> [Record excerpts]

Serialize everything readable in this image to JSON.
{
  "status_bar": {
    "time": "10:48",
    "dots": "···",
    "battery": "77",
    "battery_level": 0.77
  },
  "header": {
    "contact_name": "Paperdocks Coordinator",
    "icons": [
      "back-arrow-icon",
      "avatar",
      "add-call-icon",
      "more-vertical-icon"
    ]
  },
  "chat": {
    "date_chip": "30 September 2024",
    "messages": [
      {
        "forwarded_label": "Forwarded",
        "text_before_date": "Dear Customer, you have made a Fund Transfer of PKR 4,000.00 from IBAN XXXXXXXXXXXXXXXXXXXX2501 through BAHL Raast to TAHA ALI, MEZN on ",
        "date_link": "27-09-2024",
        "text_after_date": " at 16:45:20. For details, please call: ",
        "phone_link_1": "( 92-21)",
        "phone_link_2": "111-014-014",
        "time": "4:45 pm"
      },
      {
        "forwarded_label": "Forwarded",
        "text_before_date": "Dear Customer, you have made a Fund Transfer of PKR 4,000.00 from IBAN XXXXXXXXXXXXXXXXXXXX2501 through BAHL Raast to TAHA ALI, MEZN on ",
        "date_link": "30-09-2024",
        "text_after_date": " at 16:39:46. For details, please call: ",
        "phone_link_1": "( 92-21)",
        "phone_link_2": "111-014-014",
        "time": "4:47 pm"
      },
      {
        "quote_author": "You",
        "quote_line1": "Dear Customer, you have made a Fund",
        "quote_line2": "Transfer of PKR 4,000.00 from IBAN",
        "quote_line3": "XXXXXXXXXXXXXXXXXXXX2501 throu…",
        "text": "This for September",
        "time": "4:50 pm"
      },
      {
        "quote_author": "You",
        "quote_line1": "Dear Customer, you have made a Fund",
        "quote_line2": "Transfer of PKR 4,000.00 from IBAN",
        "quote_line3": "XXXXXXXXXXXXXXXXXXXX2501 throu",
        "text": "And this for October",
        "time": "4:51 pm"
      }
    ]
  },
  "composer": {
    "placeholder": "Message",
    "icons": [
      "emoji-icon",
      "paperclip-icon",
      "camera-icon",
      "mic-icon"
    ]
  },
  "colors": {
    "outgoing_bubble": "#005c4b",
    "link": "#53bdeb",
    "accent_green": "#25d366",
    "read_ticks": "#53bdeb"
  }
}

> [Set problem] Copy every line verbatim.

> [Solution for this problem]
Serialize everything readable in this image to JSON.
{
  "status_bar": {
    "time": "10:48",
    "dots": "···",
    "battery": "77",
    "battery_level": 0.77
  },
  "header": {
    "contact_name": "Paperdocks Coordinator",
    "icons": [
      "back-arrow-icon",
      "avatar",
      "add-call-icon",
      "more-vertical-icon"
    ]
  },
  "chat": {
    "date_chip": "30 September 2024",
    "messages": [
      {
        "forwarded_label": "Forwarded",
        "text_before_date": "Dear Customer, you have made a Fund Transfer of PKR 4,000.00 from IBAN XXXXXXXXXXXXXXXXXXXX2501 through BAHL Raast to TAHA ALI, MEZN on ",
        "date_link": "27-09-2024",
        "text_after_date": " at 16:45:20. For details, please call: ",
        "phone_link_1": "( 92-21)",
        "phone_link_2": "111-014-014",
        "time": "4:45 pm"
      },
      {
        "forwarded_label": "Forwarded",
        "text_before_date": "Dear Customer, you have made a Fund Transfer of PKR 4,000.00 from IBAN XXXXXXXXXXXXXXXXXXXX2501 through BAHL Raast to TAHA ALI, MEZN on ",
        "date_link": "30-09-2024",
        "text_after_date": " at 16:39:46. For details, please call: ",
        "phone_link_1": "( 92-21)",
        "phone_link_2": "111-014-014",
        "time": "4:47 pm"
      },
      {
        "quote_author": "You",
        "quote_line1": "Dear Customer, you have made a Fund",
        "quote_line2": "Transfer of PKR 4,000.00 from IBAN",
        "quote_line3": "XXXXXXXXXXXXXXXXXXXX2501 throu…",
        "text": "This for September",
        "time": "4:50 pm"
      },
      {
        "quote_author": "You",
        "quote_line1": "Dear Customer, you have made a Fund",
        "quote_line2": "Transfer of PKR 4,000.00 from IBAN",
        "quote_line3": "XXXXXXXXXXXXXXXXXXXX2501 throu",
        "text": "And this for October",
        "time": "4:51 pm"
      }
    ]
  },
  "composer": {
    "placeholder": "Message",
    "icons": [
      "emoji-icon",
      "paperclip-icon",
      "camera-icon",
      "mic-icon"
    ]
  },
  "colors": {
    "outgoing_bubble": "#005c4b",
    "link": "#53bdeb",
    "accent_green": "#25d366",
    "read_ticks": "#53bdeb"
  }
}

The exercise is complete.